* INPUT ROWS
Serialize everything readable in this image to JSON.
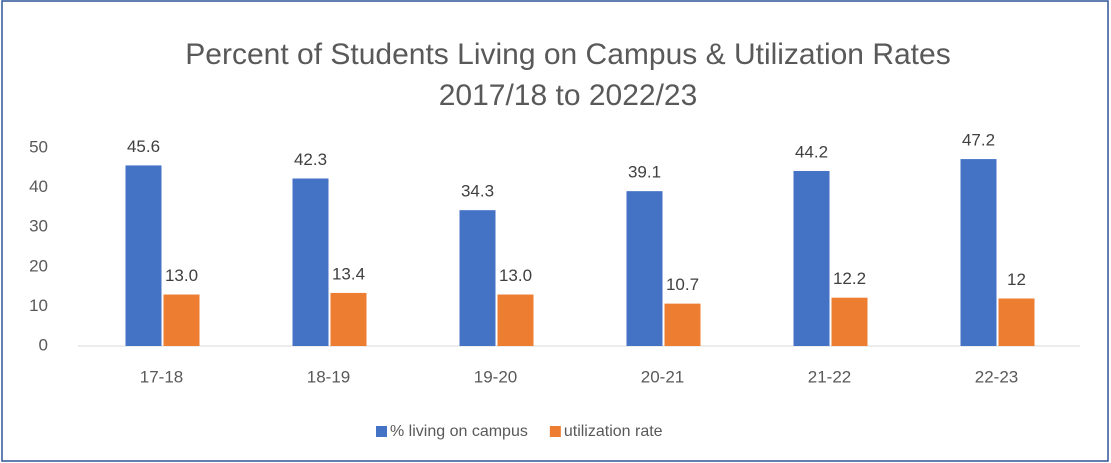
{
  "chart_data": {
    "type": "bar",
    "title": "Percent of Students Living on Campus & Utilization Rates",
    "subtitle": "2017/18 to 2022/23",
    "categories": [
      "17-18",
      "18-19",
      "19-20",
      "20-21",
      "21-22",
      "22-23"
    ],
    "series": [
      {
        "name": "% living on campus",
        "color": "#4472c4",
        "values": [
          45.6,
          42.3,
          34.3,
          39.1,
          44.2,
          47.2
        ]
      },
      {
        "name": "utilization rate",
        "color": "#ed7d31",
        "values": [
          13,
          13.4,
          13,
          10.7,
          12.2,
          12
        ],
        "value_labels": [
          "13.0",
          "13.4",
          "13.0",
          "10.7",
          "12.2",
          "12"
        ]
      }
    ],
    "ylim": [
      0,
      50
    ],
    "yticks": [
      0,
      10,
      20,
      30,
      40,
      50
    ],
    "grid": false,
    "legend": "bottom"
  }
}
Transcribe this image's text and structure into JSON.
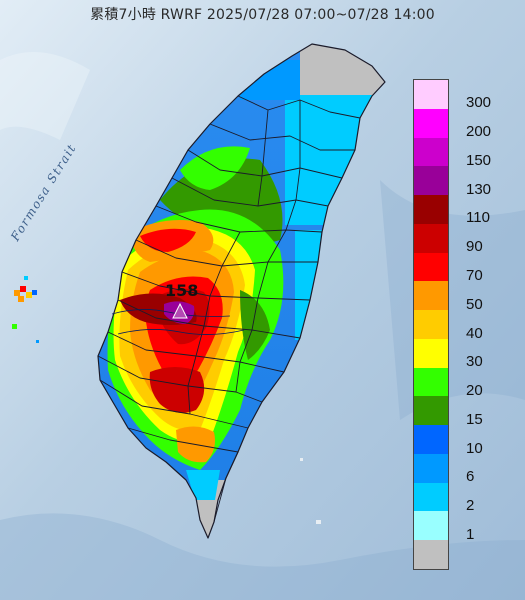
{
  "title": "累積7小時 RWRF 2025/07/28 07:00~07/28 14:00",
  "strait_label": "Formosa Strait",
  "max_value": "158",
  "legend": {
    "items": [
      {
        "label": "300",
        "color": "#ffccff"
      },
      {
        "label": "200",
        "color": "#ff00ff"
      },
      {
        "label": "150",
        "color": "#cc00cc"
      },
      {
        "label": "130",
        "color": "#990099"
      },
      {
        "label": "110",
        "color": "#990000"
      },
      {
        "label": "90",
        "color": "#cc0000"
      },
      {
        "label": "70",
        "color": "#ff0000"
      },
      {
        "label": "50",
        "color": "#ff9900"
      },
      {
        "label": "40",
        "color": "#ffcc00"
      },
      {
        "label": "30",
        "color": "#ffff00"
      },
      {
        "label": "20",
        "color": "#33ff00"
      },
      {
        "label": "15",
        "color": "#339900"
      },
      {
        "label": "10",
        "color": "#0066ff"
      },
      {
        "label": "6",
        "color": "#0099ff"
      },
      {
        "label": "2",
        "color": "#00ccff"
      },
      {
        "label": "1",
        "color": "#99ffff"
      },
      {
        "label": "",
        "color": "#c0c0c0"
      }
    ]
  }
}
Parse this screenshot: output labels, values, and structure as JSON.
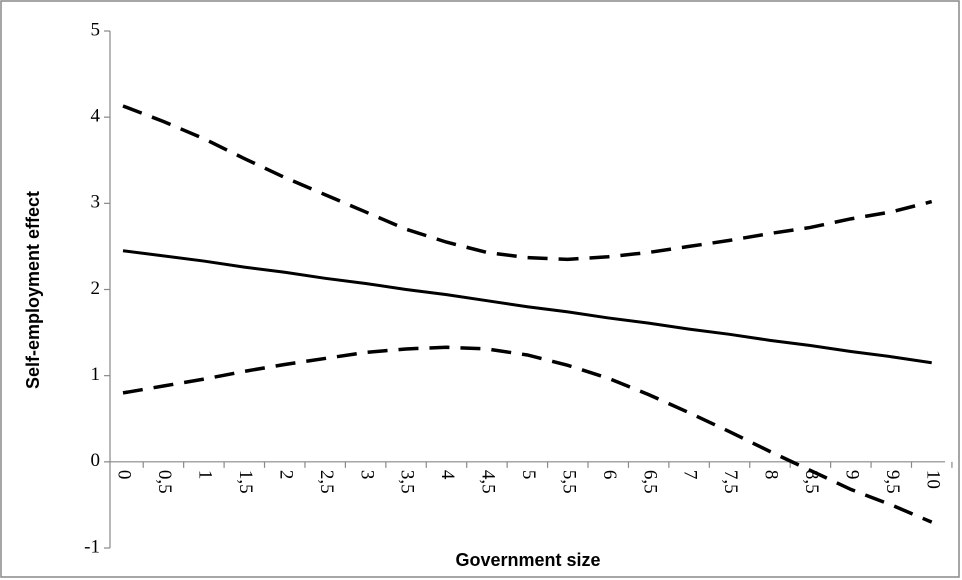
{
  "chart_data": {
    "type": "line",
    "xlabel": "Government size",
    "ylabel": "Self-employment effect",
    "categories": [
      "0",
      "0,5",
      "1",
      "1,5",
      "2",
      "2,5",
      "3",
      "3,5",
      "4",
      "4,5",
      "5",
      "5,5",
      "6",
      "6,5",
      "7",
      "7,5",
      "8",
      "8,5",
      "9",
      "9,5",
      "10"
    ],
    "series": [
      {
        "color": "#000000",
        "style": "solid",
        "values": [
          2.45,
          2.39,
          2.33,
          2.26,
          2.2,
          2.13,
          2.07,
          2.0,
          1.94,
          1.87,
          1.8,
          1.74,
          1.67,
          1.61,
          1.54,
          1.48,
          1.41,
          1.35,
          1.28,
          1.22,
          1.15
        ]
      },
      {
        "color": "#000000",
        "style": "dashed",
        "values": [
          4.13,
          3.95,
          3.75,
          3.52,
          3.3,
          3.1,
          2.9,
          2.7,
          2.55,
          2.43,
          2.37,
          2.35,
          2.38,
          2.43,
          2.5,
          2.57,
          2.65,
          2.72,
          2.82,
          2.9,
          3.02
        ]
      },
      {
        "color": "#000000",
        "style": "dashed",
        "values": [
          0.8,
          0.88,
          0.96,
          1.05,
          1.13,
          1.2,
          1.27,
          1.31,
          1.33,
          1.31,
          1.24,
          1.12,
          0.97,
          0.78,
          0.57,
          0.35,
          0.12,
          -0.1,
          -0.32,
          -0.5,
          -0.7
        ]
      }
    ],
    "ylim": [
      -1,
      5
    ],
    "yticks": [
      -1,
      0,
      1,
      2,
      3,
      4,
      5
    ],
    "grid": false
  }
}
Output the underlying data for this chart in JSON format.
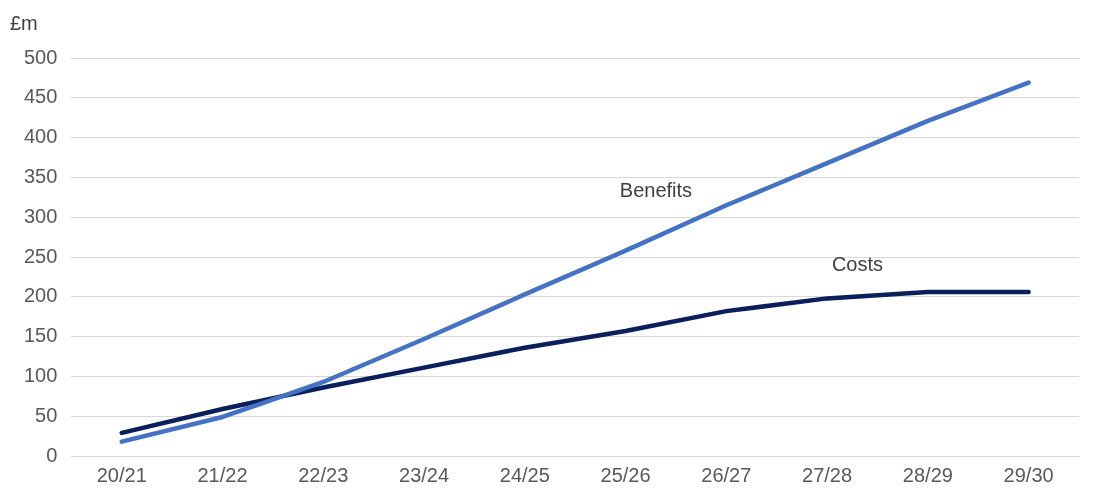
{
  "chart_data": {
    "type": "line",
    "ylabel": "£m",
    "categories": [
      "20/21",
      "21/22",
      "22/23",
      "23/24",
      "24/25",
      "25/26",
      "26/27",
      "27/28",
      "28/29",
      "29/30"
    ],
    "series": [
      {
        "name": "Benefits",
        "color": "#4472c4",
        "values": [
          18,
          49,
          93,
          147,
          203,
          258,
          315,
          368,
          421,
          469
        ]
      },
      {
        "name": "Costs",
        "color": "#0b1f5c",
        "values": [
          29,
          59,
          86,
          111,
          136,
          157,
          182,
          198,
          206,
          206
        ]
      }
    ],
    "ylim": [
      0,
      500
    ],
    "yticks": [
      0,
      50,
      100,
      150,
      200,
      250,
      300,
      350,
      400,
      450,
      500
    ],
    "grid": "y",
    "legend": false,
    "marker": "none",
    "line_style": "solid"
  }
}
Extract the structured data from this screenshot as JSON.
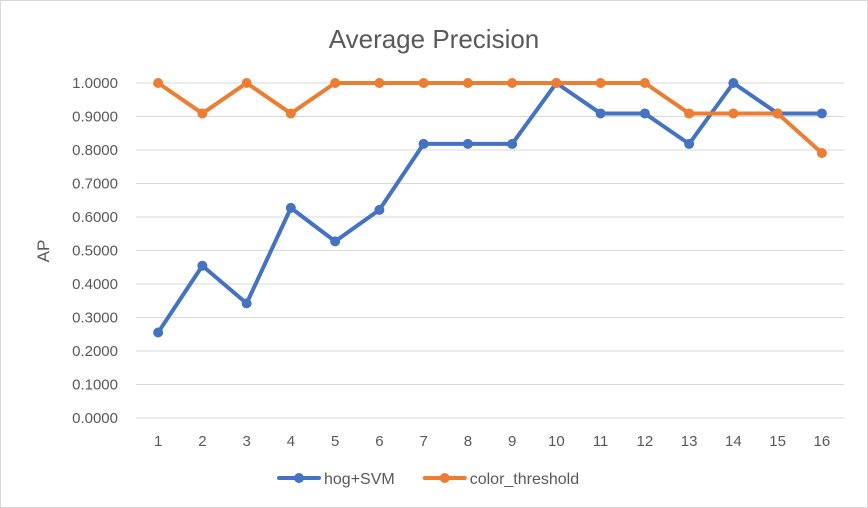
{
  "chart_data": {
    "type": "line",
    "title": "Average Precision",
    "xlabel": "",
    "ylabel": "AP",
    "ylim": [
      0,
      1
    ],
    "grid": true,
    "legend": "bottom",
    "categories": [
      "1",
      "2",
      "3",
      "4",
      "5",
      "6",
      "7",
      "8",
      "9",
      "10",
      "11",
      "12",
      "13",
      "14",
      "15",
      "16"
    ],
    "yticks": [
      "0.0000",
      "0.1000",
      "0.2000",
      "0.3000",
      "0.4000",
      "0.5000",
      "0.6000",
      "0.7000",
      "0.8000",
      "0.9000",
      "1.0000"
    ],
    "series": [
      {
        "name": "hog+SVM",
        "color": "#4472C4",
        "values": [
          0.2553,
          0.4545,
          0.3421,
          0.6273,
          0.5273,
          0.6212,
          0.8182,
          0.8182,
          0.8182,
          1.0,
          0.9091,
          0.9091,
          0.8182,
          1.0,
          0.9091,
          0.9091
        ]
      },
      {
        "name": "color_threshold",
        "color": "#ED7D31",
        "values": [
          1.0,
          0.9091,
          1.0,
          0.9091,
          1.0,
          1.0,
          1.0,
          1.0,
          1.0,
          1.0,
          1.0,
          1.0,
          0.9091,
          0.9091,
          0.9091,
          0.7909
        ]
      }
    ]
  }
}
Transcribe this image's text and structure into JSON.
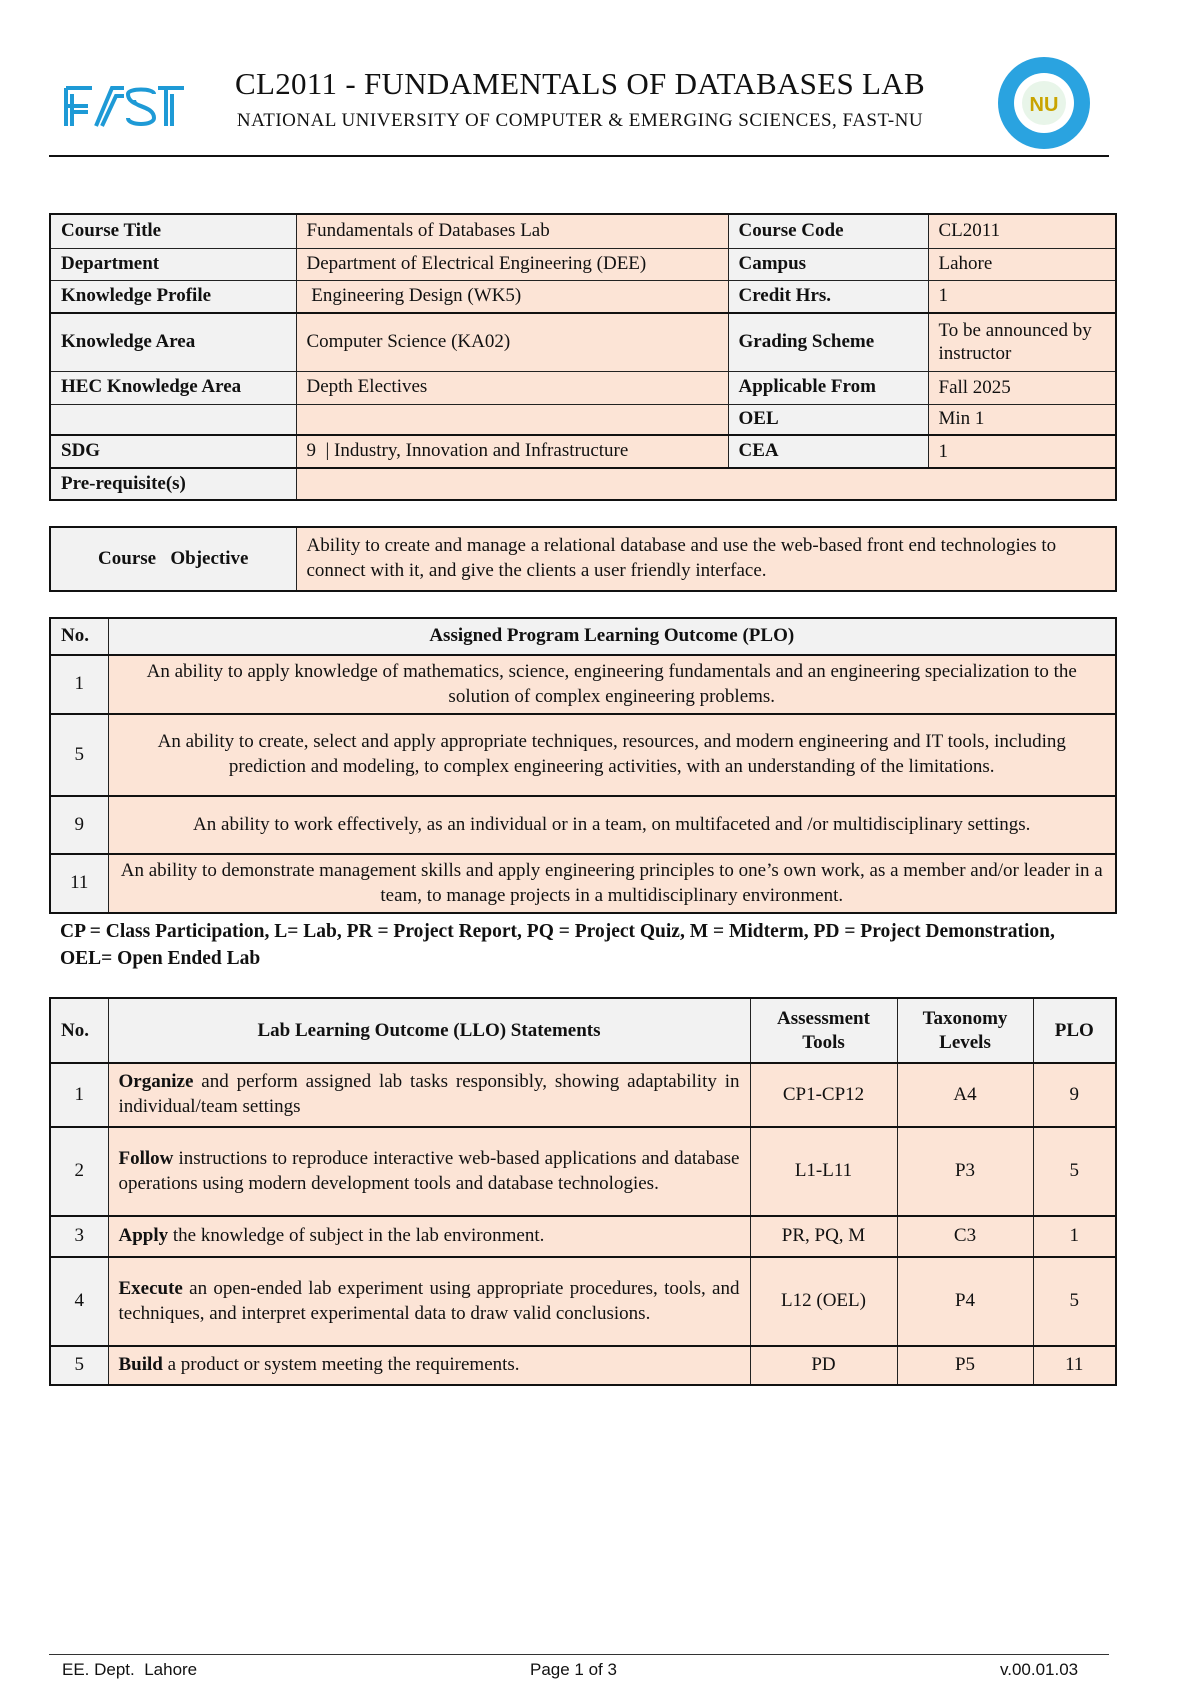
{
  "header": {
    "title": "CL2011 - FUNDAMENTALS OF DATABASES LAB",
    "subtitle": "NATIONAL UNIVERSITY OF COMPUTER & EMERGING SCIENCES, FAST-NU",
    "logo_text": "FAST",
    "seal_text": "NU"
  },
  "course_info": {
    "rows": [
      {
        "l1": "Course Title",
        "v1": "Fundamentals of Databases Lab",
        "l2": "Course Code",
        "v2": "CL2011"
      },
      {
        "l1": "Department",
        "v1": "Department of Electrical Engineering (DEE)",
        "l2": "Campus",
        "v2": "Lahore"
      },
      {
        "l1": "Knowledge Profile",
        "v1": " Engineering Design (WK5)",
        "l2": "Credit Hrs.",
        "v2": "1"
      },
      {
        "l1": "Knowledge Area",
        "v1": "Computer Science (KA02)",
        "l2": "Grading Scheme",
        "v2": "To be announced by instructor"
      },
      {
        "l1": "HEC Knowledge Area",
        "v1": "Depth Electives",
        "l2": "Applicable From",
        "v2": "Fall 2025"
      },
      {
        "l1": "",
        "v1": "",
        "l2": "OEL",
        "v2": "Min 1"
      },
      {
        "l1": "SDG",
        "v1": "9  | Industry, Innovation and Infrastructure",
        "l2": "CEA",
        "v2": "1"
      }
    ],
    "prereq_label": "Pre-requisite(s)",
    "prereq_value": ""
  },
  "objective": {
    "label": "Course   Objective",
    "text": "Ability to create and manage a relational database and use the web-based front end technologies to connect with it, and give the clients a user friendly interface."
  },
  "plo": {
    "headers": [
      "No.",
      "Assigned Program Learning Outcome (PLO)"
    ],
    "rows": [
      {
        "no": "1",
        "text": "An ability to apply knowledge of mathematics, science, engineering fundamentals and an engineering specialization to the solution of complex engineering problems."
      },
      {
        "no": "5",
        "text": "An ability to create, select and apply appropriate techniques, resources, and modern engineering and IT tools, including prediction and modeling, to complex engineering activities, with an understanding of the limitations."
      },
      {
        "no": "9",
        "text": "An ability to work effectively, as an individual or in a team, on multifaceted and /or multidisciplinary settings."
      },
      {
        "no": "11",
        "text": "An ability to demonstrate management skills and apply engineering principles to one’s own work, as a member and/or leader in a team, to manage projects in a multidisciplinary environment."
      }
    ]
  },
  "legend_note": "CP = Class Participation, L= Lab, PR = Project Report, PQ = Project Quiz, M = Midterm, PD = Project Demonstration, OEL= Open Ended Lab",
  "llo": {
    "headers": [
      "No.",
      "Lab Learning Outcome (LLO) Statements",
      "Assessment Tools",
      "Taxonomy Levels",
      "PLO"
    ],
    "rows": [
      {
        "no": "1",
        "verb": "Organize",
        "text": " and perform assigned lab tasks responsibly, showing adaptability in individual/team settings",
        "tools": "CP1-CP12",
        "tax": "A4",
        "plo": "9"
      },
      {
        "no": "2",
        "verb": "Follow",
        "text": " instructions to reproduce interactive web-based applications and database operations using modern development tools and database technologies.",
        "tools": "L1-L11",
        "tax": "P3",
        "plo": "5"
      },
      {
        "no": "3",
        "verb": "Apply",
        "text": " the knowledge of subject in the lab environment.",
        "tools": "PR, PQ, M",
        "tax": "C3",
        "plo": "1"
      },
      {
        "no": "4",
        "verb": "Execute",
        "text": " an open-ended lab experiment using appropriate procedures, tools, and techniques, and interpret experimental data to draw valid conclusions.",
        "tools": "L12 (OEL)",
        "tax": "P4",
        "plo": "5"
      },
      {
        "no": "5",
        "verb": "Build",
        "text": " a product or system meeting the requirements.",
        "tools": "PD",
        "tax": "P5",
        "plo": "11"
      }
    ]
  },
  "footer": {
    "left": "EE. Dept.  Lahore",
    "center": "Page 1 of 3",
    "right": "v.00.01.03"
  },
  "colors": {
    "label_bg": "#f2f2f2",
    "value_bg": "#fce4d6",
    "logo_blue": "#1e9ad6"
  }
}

* WHAT IS REQUIRED
In how many lines of the data does the string "techniques" appear? Give only the number.

* EXPECTED ANSWER
2